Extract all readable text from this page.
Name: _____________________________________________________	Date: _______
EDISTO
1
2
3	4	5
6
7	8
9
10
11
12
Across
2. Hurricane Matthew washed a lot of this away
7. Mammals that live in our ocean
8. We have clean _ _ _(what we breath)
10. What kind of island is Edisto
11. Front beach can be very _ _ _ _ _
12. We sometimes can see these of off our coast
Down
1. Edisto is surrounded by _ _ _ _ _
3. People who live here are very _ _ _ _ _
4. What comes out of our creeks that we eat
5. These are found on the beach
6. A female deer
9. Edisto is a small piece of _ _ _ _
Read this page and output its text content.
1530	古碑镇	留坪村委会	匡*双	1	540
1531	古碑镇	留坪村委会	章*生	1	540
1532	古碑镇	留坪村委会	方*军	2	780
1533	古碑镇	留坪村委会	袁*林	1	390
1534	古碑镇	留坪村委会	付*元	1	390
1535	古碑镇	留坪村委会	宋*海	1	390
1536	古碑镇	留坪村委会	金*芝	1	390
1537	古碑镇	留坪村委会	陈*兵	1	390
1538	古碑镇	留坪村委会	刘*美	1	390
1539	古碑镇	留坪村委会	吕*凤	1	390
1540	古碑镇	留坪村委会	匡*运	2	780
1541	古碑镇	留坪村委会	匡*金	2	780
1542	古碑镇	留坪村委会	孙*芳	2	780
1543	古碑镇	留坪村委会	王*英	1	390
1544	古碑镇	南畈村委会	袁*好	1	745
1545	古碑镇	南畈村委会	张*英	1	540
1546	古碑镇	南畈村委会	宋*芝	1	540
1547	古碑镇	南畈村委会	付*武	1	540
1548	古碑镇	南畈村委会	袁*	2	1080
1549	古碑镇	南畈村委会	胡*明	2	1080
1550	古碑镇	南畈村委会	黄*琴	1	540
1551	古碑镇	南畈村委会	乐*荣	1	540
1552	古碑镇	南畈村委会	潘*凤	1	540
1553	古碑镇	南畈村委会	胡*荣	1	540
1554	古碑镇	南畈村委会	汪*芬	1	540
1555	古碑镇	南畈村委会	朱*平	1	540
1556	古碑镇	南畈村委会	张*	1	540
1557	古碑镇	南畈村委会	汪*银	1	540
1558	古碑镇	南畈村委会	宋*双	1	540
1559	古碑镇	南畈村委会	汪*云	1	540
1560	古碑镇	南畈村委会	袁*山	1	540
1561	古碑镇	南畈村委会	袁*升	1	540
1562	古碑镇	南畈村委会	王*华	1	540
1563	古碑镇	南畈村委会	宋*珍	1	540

○ ○ ○ ○

TASK REQUIREMENTS → Across the data, tally the lines containing "page" and give back the number alone.

EXERCISE RESPONSE → 2